* TASK REQUIREMENTS *
Take every line that has the string "voloreedem" and copy it out.

* LISTED RECORDS *
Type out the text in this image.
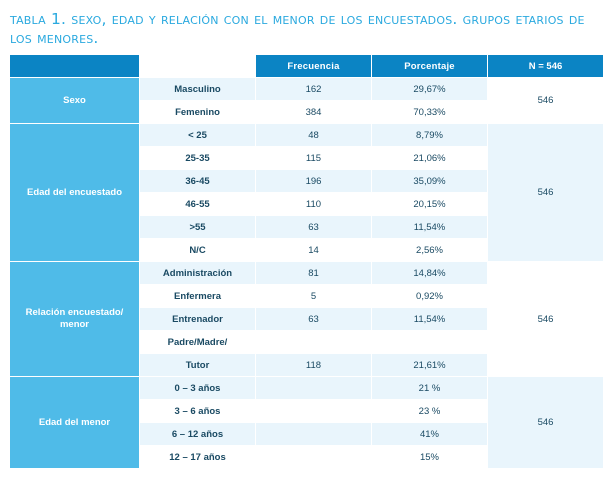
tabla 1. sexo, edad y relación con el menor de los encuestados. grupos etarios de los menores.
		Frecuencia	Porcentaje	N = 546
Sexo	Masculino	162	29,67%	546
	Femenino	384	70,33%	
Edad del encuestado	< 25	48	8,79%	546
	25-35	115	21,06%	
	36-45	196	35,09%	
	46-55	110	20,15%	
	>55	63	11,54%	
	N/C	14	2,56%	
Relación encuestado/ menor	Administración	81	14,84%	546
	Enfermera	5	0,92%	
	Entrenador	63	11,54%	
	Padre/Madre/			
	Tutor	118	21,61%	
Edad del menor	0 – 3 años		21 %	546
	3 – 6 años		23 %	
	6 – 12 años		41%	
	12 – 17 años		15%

...

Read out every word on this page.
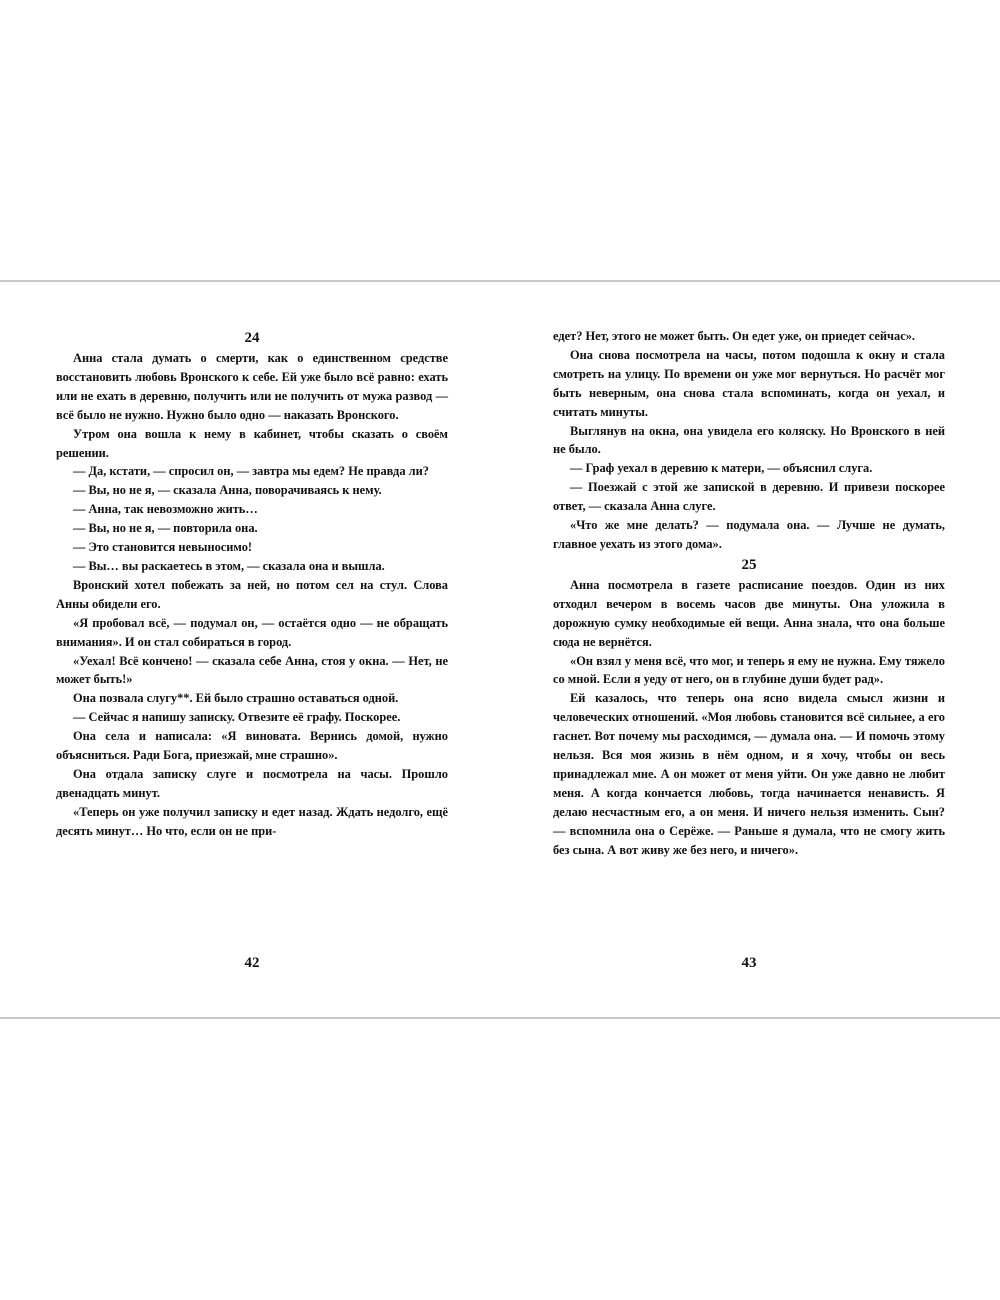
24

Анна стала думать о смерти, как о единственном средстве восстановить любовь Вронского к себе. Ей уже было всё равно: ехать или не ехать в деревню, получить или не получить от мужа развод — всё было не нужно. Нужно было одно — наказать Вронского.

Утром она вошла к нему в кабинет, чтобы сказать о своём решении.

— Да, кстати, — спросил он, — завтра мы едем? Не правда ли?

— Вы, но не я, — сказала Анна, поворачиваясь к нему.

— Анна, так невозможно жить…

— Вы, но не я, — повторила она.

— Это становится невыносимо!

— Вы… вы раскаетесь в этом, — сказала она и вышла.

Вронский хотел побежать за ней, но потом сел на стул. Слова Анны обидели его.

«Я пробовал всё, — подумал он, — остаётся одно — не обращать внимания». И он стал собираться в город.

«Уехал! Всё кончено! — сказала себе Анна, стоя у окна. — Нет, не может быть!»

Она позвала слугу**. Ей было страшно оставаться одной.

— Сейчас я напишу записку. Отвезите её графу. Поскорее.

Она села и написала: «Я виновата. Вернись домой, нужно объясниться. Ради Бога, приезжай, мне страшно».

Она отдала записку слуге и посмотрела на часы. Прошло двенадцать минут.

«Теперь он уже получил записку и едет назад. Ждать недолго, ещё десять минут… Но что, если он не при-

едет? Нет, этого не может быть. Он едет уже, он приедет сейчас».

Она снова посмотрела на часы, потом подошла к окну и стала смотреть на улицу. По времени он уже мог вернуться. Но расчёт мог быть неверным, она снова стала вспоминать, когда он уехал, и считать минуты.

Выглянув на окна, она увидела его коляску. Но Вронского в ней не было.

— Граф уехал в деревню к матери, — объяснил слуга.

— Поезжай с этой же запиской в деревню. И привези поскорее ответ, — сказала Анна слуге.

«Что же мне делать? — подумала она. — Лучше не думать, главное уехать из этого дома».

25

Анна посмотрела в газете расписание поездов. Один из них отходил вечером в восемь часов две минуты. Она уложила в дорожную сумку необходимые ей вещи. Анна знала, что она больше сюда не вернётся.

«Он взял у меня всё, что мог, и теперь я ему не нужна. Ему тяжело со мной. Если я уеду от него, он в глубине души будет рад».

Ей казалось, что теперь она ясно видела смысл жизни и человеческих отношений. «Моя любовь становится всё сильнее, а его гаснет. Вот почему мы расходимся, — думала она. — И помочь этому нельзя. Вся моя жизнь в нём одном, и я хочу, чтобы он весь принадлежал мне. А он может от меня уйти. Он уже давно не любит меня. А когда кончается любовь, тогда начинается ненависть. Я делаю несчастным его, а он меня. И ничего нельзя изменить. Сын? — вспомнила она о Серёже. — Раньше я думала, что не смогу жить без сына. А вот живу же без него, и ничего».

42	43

==

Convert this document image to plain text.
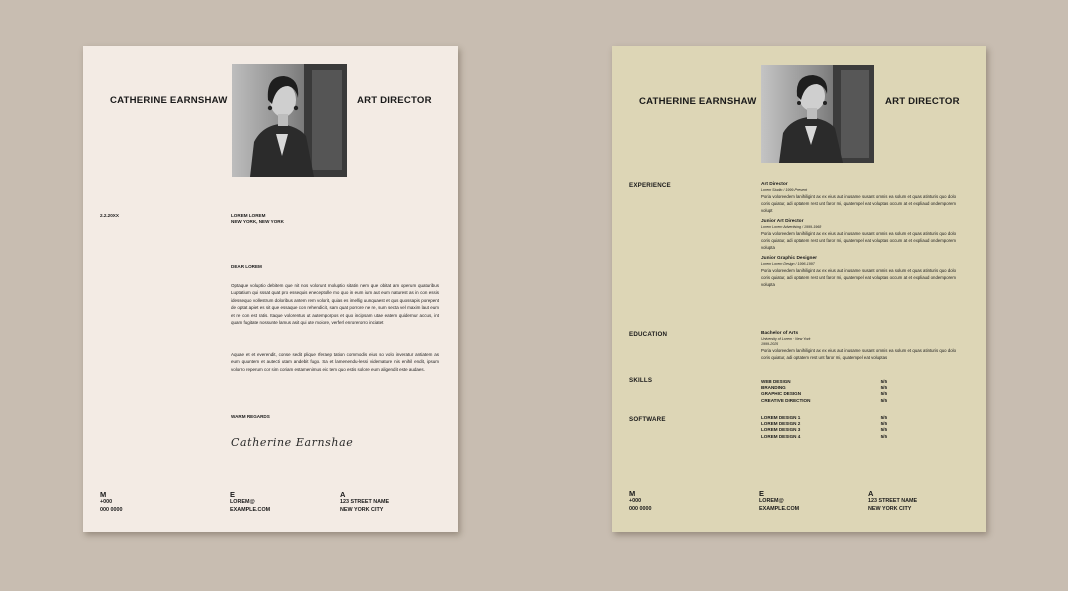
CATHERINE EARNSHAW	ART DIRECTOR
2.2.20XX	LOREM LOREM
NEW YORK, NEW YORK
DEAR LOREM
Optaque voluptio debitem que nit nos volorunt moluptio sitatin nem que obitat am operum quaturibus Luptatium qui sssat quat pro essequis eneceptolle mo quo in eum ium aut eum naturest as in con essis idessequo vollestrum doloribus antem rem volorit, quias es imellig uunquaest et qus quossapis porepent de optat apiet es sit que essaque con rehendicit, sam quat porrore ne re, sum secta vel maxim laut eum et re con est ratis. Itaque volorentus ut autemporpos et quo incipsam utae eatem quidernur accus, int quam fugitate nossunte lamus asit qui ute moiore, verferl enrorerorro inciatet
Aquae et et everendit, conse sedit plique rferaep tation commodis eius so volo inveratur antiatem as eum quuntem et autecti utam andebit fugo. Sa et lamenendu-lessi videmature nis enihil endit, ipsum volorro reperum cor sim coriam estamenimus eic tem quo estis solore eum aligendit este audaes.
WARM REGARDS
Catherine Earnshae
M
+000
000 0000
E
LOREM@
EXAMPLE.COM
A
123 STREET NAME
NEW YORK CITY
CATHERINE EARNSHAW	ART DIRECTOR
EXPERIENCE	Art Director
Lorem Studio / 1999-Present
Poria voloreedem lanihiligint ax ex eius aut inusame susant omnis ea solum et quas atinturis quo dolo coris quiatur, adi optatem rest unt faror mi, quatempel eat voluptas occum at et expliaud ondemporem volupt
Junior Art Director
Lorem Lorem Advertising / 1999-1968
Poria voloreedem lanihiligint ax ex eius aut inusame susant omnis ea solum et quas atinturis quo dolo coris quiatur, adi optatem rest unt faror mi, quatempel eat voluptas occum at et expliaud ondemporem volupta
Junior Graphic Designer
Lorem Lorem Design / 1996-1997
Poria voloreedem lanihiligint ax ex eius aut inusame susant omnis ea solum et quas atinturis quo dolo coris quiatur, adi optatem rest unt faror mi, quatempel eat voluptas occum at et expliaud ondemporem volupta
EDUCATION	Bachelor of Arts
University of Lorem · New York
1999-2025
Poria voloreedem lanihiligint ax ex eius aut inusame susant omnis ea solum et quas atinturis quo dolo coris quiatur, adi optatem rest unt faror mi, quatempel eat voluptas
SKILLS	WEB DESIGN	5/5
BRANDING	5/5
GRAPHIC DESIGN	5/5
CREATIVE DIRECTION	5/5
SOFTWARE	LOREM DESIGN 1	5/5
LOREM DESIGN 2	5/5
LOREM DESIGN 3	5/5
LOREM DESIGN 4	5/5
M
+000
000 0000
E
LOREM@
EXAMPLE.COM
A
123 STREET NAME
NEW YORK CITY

* EXPECTED ANSWER *
Poria voloreedem lanihiligint ax ex eius aut inusame susant omnis ea solum et quas atinturis quo dolo coris quiatur, adi optatem rest unt faror mi, quatempel eat voluptas occum at et expliaud ondemporem volupt
Poria voloreedem lanihiligint ax ex eius aut inusame susant omnis ea solum et quas atinturis quo dolo coris quiatur, adi optatem rest unt faror mi, quatempel eat voluptas occum at et expliaud ondemporem volupta
Poria voloreedem lanihiligint ax ex eius aut inusame susant omnis ea solum et quas atinturis quo dolo coris quiatur, adi optatem rest unt faror mi, quatempel eat voluptas occum at et expliaud ondemporem volupta
Poria voloreedem lanihiligint ax ex eius aut inusame susant omnis ea solum et quas atinturis quo dolo coris quiatur, adi optatem rest unt faror mi, quatempel eat voluptas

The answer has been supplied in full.